◆ Dataset entries ◆
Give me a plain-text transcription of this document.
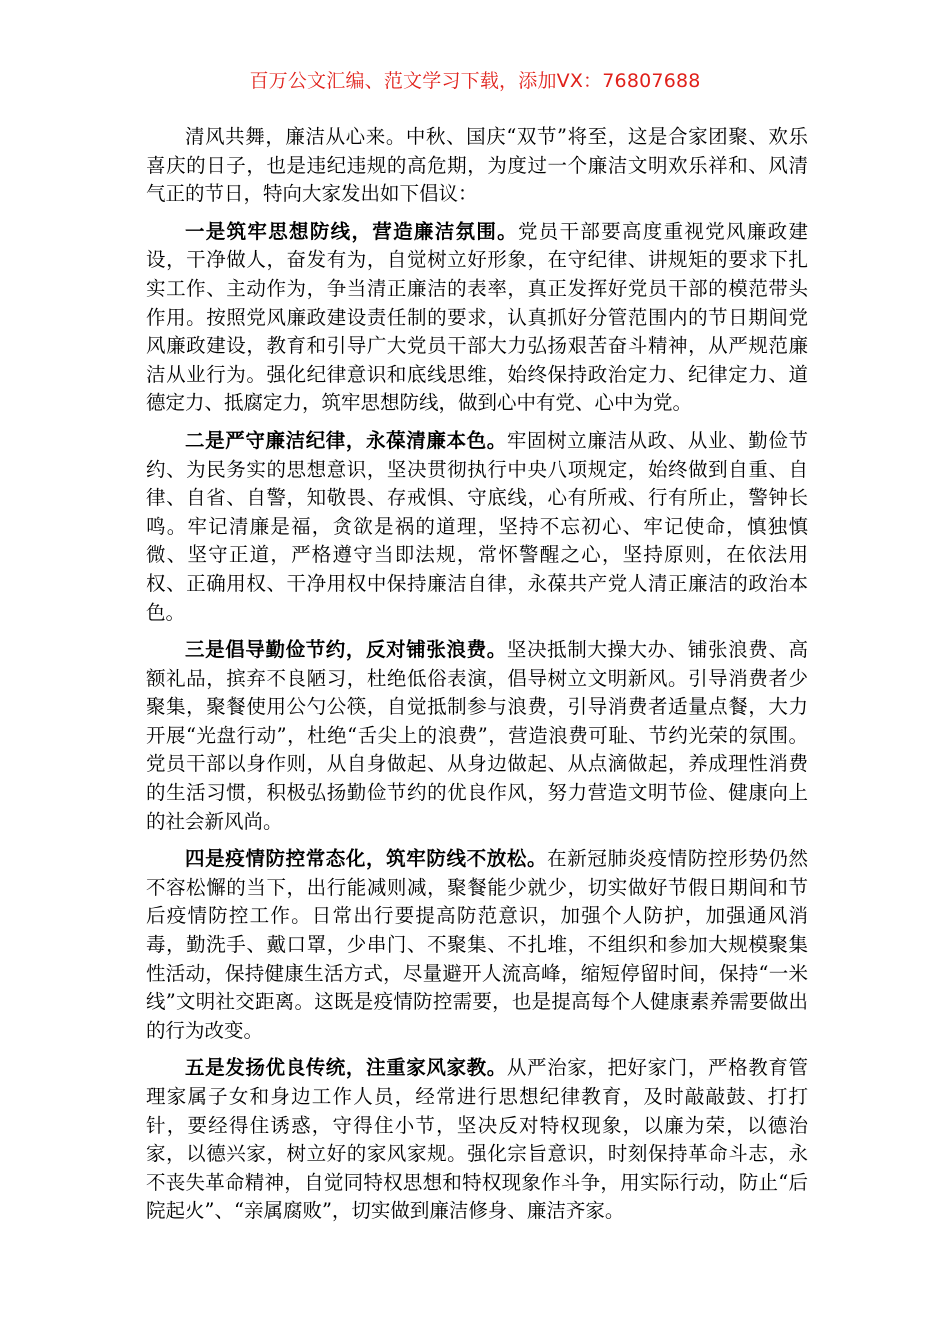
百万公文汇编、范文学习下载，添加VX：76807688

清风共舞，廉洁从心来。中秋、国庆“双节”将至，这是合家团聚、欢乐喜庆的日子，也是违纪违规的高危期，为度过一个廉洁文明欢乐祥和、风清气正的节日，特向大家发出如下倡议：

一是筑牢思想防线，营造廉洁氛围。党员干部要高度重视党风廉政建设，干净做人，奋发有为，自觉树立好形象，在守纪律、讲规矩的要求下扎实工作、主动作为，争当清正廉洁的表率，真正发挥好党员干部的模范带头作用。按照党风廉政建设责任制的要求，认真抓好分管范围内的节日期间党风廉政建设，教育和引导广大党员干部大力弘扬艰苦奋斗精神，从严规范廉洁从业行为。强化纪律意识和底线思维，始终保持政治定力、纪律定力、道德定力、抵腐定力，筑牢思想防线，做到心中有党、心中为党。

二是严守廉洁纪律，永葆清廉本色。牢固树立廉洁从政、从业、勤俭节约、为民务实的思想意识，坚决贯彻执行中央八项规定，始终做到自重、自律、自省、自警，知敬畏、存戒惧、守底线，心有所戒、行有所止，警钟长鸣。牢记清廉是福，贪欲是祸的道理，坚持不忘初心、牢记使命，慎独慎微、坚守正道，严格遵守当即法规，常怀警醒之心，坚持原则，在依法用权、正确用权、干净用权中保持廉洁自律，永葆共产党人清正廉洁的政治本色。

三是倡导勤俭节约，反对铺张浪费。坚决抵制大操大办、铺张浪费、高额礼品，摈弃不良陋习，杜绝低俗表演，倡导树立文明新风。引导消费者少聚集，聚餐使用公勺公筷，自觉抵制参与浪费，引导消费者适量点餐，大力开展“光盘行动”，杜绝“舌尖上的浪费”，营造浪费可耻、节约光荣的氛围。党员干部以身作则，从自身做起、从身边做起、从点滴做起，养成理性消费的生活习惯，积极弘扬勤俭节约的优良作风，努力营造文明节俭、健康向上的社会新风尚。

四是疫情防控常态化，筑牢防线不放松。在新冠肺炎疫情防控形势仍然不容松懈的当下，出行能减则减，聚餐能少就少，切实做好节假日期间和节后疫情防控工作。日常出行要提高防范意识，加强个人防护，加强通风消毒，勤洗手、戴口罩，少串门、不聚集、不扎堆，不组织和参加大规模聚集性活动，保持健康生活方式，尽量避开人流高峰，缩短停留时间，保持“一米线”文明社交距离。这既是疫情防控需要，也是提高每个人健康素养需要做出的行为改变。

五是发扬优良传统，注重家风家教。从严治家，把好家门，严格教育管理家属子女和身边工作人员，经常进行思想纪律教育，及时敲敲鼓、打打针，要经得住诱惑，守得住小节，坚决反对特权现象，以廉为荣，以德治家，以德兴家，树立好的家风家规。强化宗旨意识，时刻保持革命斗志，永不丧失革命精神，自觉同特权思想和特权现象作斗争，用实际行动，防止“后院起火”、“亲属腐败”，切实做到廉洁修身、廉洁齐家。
* * *
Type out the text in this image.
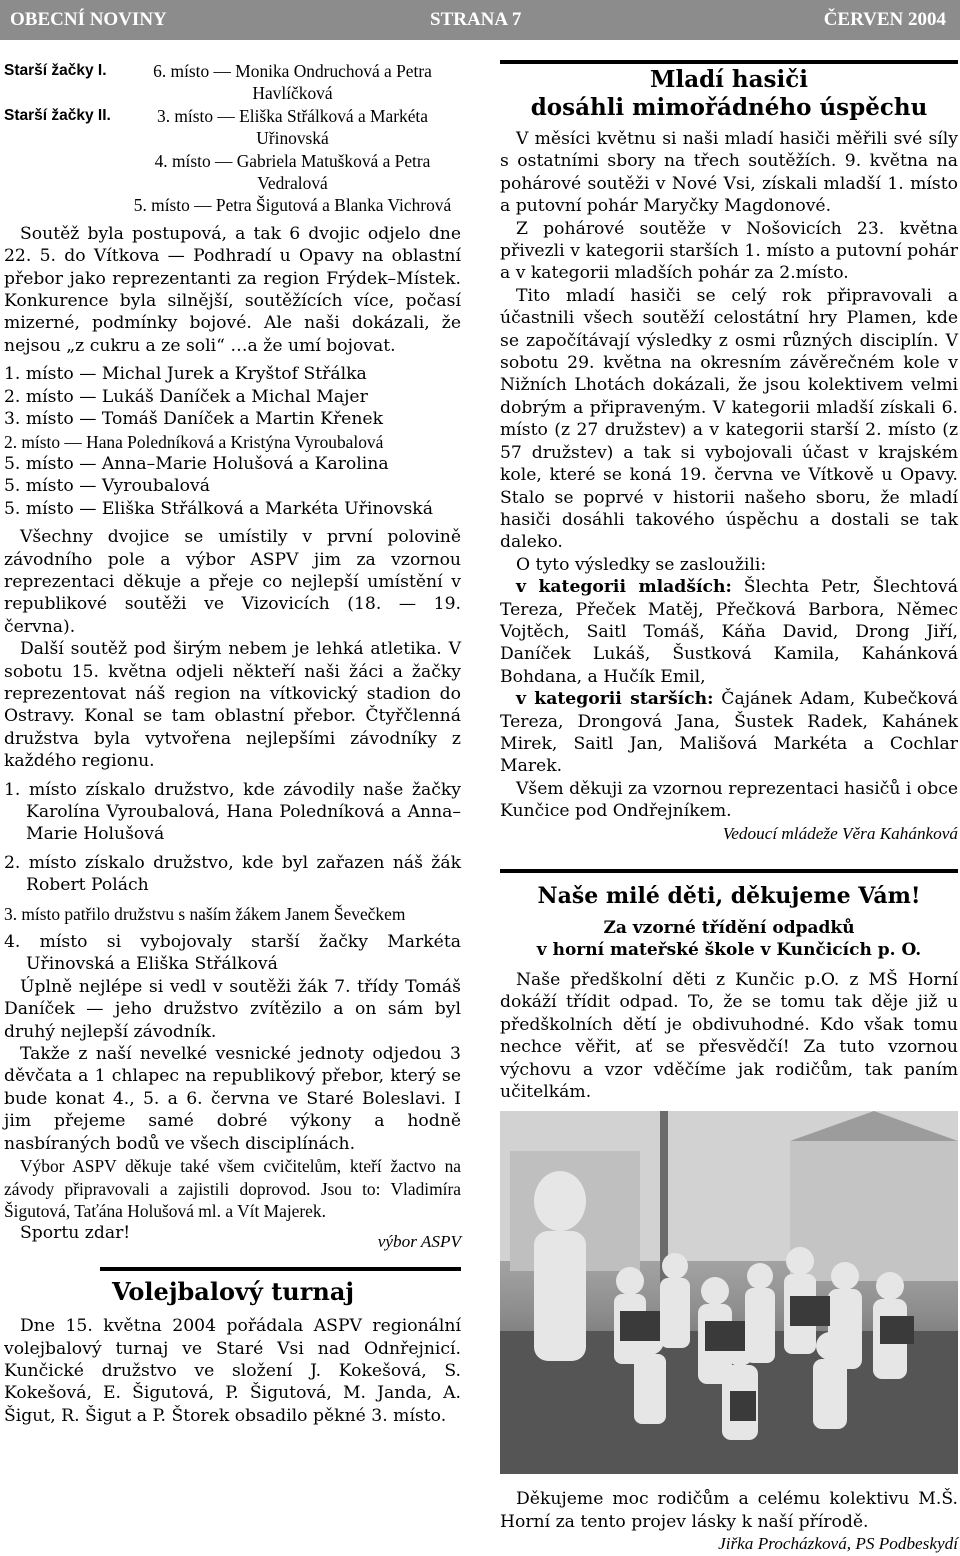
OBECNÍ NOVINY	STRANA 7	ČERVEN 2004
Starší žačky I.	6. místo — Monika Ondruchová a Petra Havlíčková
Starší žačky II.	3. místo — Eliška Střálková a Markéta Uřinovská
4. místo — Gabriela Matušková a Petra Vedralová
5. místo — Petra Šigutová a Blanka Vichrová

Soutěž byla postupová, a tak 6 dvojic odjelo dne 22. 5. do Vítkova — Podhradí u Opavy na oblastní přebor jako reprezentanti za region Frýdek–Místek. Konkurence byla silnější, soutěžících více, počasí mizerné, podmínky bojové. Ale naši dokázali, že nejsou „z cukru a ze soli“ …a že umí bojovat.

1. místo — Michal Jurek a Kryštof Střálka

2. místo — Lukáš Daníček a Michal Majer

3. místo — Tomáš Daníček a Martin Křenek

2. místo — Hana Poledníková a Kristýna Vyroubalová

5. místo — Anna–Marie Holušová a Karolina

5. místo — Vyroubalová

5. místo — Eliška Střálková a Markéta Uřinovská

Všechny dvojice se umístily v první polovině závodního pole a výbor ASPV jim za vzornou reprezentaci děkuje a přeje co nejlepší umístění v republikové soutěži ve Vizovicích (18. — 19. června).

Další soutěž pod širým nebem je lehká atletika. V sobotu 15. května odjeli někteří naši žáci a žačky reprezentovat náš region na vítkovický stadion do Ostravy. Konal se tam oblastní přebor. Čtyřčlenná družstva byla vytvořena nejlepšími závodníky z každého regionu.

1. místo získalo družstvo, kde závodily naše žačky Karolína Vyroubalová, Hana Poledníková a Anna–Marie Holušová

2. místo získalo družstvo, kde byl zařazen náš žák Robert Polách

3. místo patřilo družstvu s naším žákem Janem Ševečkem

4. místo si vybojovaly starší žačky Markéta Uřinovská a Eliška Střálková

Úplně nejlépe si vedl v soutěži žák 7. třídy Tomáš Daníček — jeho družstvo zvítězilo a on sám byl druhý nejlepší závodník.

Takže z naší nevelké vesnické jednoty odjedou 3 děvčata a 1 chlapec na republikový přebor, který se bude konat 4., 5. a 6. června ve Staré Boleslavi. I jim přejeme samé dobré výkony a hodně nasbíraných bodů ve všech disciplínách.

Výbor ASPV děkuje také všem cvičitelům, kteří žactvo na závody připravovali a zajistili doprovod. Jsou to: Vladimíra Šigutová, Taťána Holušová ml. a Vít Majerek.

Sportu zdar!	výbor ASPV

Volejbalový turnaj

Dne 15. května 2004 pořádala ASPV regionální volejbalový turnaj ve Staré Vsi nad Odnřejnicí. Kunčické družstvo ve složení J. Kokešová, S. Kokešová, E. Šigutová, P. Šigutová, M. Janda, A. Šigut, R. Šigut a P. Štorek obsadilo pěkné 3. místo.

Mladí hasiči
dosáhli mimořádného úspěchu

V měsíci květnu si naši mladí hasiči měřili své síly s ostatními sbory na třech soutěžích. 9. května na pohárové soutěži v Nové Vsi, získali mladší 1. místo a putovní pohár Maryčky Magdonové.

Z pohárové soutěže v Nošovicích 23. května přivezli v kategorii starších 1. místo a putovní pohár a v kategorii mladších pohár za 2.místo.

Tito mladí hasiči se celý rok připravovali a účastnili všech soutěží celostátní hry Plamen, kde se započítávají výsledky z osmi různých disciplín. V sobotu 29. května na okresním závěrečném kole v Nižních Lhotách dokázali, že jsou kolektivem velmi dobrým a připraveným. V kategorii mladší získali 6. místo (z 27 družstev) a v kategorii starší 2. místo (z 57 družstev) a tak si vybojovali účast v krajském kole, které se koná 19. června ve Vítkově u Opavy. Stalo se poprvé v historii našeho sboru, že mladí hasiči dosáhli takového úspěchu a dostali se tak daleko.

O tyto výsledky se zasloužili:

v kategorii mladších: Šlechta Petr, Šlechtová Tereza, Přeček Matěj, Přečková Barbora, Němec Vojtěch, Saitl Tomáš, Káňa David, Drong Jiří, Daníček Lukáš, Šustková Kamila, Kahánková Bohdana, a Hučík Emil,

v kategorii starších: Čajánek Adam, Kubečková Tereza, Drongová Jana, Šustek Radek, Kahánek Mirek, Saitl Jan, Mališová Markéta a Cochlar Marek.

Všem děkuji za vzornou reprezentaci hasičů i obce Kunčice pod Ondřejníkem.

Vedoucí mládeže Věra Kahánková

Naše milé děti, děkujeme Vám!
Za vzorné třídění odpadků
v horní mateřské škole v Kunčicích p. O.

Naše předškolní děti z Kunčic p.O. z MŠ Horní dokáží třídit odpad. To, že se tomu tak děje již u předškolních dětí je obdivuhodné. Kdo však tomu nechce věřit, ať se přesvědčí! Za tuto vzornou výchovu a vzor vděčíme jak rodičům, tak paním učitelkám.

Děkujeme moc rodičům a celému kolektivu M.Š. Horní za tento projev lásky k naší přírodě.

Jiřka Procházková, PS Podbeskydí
...
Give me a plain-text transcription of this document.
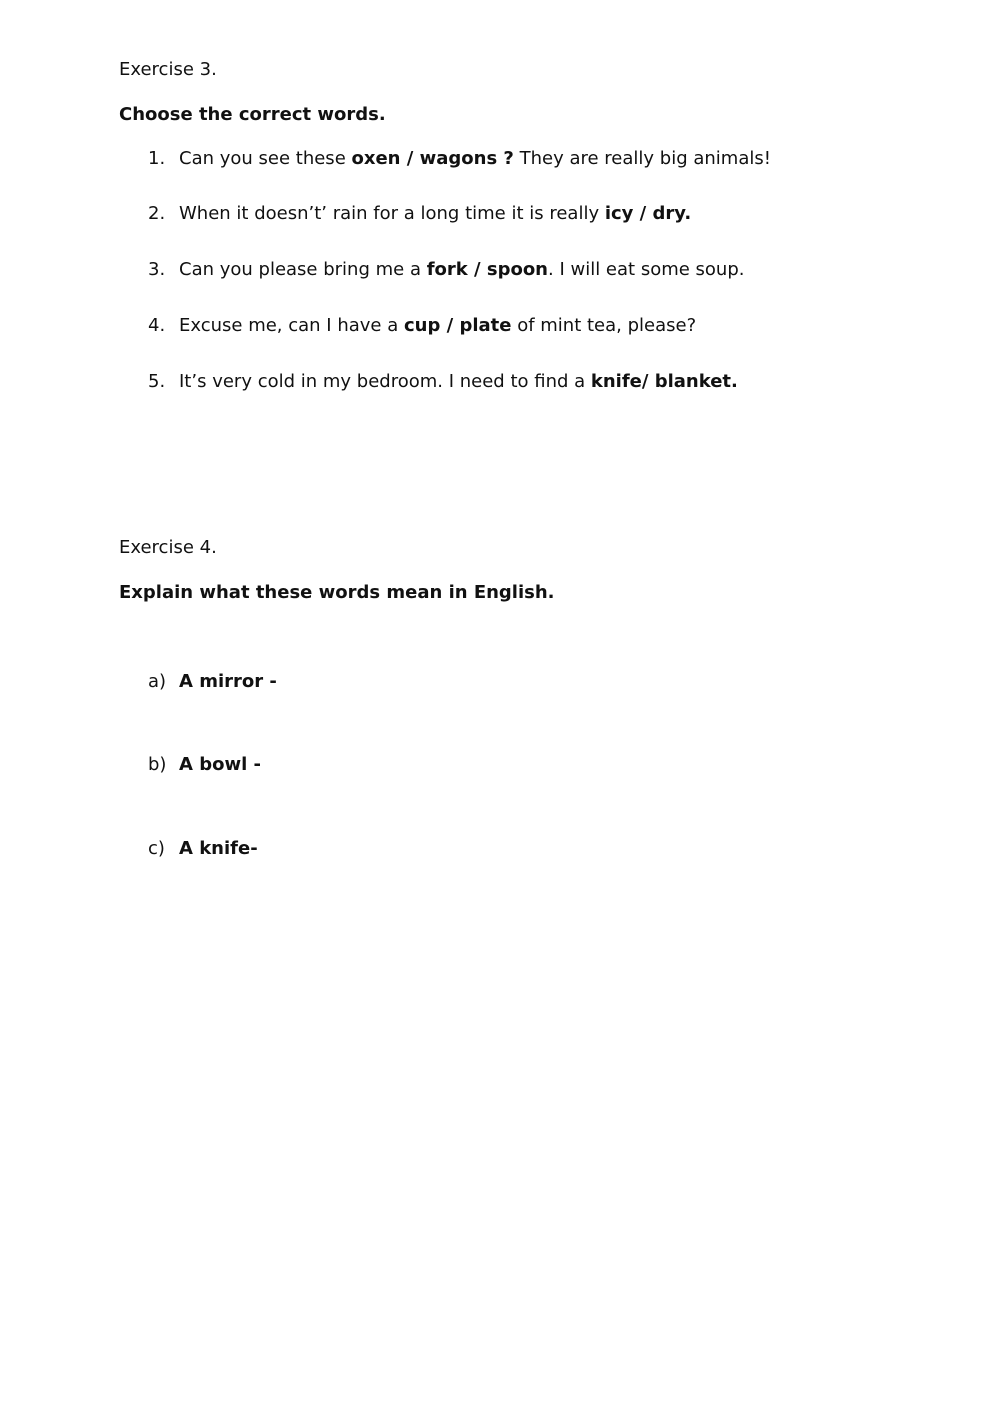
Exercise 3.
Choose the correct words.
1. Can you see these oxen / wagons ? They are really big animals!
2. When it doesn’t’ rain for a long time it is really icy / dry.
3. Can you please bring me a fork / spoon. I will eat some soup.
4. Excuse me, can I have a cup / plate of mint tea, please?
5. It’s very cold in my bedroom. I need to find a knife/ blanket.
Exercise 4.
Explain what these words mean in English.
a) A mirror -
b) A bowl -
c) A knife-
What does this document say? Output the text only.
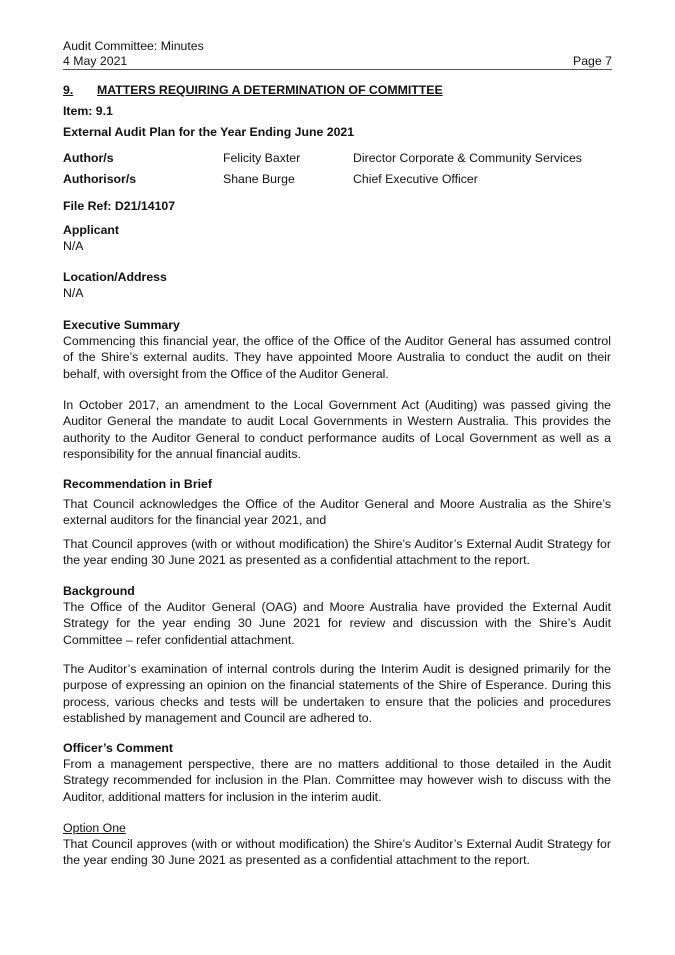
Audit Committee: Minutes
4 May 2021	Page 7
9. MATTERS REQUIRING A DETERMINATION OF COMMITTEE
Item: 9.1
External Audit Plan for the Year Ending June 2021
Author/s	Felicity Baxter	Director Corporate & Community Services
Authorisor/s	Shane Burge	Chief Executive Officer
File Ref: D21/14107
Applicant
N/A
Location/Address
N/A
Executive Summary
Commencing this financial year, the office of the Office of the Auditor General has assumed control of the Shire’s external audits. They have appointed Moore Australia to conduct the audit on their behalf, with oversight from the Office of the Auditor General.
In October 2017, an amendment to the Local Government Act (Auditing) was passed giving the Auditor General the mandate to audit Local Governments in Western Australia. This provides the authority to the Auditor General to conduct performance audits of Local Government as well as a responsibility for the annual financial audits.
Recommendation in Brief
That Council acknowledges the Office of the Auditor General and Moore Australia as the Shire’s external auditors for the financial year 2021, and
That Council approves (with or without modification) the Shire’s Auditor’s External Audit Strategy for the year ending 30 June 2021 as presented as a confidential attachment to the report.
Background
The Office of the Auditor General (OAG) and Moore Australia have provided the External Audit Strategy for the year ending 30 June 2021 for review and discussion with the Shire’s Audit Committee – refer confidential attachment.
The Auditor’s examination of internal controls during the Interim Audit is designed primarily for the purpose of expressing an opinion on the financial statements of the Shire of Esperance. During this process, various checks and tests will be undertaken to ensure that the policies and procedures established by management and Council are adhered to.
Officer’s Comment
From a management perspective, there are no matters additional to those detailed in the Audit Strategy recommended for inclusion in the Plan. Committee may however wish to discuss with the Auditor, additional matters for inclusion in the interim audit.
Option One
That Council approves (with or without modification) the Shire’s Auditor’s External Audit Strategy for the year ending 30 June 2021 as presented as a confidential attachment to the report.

◆ TASK INSTRUCTIONS ◆
Take every line containing the word "Michal" and copy it.

◆ TASK ANSWER ◆
1. místo — Michal Jurek a Kryštof Střálka
2. místo — Lukáš Daníček a Michal Majer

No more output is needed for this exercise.